YOUR OBJECTIVE
Repeat every entry in the listing below, exactly.

Dataset items
● ● ●
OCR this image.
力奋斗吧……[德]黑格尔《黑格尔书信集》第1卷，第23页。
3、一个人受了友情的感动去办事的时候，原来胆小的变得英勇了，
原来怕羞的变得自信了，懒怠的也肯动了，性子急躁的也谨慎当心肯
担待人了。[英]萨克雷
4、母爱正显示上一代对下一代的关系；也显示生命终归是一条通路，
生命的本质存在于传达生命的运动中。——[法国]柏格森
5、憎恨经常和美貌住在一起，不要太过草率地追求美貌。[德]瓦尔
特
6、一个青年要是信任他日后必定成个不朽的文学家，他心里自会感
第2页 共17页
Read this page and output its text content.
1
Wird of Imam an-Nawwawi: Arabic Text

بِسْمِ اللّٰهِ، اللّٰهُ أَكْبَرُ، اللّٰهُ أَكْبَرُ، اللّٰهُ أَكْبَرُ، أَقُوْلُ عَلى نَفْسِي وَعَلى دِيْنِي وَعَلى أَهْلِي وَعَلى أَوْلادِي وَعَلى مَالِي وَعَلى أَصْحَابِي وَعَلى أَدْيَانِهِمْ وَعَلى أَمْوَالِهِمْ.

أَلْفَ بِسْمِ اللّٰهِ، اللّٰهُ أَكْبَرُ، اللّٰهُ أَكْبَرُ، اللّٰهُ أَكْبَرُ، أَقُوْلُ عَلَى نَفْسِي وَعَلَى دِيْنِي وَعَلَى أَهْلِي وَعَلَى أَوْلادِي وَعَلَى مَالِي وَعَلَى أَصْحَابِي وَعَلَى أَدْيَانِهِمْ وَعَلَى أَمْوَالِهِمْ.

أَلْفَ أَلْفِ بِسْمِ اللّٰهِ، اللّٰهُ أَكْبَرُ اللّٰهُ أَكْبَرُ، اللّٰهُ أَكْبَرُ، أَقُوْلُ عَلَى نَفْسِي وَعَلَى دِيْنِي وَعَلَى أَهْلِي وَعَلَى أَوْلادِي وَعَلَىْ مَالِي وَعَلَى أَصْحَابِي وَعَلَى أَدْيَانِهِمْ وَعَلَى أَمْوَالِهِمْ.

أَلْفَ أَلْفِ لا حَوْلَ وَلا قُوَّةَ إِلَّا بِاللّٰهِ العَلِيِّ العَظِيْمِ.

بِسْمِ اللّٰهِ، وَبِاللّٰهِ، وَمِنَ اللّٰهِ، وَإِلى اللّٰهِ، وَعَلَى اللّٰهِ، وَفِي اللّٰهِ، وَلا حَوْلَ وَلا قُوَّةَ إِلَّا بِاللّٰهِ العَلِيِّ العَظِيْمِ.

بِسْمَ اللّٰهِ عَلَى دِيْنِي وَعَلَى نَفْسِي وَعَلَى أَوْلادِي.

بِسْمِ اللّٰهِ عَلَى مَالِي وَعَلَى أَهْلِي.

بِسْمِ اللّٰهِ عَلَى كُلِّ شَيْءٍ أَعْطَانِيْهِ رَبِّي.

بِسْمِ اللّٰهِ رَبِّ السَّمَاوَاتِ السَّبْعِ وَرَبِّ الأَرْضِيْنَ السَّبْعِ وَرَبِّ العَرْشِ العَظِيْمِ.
● ● ●
FINISHED EXERCISE
OCR this image.
力奋斗吧……[德]黑格尔《黑格尔书信集》第1卷，第23页。
3、一个人受了友情的感动去办事的时候，原来胆小的变得英勇了，
原来怕羞的变得自信了，懒怠的也肯动了，性子急躁的也谨慎当心肯
担待人了。[英]萨克雷
4、母爱正显示上一代对下一代的关系；也显示生命终归是一条通路，
生命的本质存在于传达生命的运动中。——[法国]柏格森
5、憎恨经常和美貌住在一起，不要太过草率地追求美貌。[德]瓦尔
特
6、一个青年要是信任他日后必定成个不朽的文学家，他心里自会感
第2页 共17页
Read this page and output its text content.
1
Wird of Imam an-Nawwawi: Arabic Text

بِسْمِ اللّٰهِ، اللّٰهُ أَكْبَرُ، اللّٰهُ أَكْبَرُ، اللّٰهُ أَكْبَرُ، أَقُوْلُ عَلى نَفْسِي وَعَلى دِيْنِي وَعَلى أَهْلِي وَعَلى أَوْلادِي وَعَلى مَالِي وَعَلى أَصْحَابِي وَعَلى أَدْيَانِهِمْ وَعَلى أَمْوَالِهِمْ.

أَلْفَ بِسْمِ اللّٰهِ، اللّٰهُ أَكْبَرُ، اللّٰهُ أَكْبَرُ، اللّٰهُ أَكْبَرُ، أَقُوْلُ عَلَى نَفْسِي وَعَلَى دِيْنِي وَعَلَى أَهْلِي وَعَلَى أَوْلادِي وَعَلَى مَالِي وَعَلَى أَصْحَابِي وَعَلَى أَدْيَانِهِمْ وَعَلَى أَمْوَالِهِمْ.

أَلْفَ أَلْفِ بِسْمِ اللّٰهِ، اللّٰهُ أَكْبَرُ اللّٰهُ أَكْبَرُ، اللّٰهُ أَكْبَرُ، أَقُوْلُ عَلَى نَفْسِي وَعَلَى دِيْنِي وَعَلَى أَهْلِي وَعَلَى أَوْلادِي وَعَلَىْ مَالِي وَعَلَى أَصْحَابِي وَعَلَى أَدْيَانِهِمْ وَعَلَى أَمْوَالِهِمْ.

أَلْفَ أَلْفِ لا حَوْلَ وَلا قُوَّةَ إِلَّا بِاللّٰهِ العَلِيِّ العَظِيْمِ.

بِسْمِ اللّٰهِ، وَبِاللّٰهِ، وَمِنَ اللّٰهِ، وَإِلى اللّٰهِ، وَعَلَى اللّٰهِ، وَفِي اللّٰهِ، وَلا حَوْلَ وَلا قُوَّةَ إِلَّا بِاللّٰهِ العَلِيِّ العَظِيْمِ.

بِسْمَ اللّٰهِ عَلَى دِيْنِي وَعَلَى نَفْسِي وَعَلَى أَوْلادِي.

بِسْمِ اللّٰهِ عَلَى مَالِي وَعَلَى أَهْلِي.

بِسْمِ اللّٰهِ عَلَى كُلِّ شَيْءٍ أَعْطَانِيْهِ رَبِّي.

بِسْمِ اللّٰهِ رَبِّ السَّمَاوَاتِ السَّبْعِ وَرَبِّ الأَرْضِيْنَ السَّبْعِ وَرَبِّ العَرْشِ العَظِيْمِ.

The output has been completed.